Sort through the data and copy the lines holding the word "назначение".

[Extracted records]
<<<<
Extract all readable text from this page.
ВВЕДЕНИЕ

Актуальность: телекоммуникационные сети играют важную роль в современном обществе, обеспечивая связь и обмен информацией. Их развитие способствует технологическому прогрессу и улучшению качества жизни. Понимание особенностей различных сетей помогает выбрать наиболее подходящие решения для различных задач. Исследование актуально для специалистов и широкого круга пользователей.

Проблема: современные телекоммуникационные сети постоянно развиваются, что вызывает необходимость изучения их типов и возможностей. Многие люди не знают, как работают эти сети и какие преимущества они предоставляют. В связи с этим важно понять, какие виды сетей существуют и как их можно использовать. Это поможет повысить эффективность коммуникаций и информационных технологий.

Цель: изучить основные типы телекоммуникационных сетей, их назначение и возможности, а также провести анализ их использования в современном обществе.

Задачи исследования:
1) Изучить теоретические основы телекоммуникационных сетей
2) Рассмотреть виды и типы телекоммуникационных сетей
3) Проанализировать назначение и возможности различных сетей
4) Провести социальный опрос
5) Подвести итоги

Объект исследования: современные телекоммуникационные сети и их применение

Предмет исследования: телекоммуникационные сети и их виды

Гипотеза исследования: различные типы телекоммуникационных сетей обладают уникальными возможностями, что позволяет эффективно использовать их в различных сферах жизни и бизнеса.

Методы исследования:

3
>>>>
<<<<
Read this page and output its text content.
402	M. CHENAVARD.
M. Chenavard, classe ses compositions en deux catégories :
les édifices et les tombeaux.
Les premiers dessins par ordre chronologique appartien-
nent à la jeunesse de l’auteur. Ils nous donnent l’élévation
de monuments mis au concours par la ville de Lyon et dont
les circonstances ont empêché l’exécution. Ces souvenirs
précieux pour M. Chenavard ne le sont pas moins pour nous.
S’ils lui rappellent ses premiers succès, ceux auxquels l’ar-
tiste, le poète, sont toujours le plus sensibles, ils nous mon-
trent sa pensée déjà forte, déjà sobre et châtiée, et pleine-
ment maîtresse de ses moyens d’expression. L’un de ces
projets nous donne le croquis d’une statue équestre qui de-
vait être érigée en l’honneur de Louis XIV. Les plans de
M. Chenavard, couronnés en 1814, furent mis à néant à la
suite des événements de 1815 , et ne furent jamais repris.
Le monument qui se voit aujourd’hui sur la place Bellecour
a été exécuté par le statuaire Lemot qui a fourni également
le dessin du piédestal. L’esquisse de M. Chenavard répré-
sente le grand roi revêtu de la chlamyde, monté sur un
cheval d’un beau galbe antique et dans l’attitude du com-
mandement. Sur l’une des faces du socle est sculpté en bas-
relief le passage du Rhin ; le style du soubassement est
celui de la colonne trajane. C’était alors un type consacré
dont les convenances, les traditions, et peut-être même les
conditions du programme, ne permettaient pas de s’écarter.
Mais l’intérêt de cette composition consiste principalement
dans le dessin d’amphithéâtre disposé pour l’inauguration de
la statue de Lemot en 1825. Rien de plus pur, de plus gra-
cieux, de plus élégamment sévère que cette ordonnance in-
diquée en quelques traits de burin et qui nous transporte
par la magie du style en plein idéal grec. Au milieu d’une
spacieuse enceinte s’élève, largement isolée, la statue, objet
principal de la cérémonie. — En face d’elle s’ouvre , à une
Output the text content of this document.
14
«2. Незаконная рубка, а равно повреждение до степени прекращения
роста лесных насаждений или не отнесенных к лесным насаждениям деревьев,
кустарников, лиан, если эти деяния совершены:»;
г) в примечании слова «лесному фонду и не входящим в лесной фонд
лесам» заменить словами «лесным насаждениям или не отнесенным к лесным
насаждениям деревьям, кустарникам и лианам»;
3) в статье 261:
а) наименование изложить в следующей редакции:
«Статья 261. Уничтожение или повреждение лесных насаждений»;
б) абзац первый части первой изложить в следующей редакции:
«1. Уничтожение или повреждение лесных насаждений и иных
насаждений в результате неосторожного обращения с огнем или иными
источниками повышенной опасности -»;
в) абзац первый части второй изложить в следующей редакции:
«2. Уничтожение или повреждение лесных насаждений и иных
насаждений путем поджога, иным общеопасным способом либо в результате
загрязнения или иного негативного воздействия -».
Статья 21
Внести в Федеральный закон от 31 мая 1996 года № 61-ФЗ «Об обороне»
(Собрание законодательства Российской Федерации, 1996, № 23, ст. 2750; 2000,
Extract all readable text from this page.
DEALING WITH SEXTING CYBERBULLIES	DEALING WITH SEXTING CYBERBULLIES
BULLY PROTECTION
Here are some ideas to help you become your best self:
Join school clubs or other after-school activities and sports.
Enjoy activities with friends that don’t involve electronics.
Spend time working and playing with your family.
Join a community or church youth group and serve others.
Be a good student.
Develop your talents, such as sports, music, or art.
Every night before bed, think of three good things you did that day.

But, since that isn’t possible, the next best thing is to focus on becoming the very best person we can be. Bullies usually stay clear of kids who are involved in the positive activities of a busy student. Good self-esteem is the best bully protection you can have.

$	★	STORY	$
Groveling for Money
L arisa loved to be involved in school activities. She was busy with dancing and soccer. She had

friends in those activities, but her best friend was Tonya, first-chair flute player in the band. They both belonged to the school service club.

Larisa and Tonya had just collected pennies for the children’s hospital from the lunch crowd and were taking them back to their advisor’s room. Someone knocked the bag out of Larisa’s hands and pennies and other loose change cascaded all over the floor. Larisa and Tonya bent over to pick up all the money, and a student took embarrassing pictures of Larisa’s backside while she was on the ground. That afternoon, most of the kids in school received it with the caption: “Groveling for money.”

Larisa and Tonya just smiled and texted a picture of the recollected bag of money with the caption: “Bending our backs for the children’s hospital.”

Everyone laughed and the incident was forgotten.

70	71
>>>>
## Response to this exercise
Цель: изучить основные типы телекоммуникационных сетей, их назначение и возможности, а также провести анализ их использования в современном обществе.
3) Проанализировать назначение и возможности различных сетей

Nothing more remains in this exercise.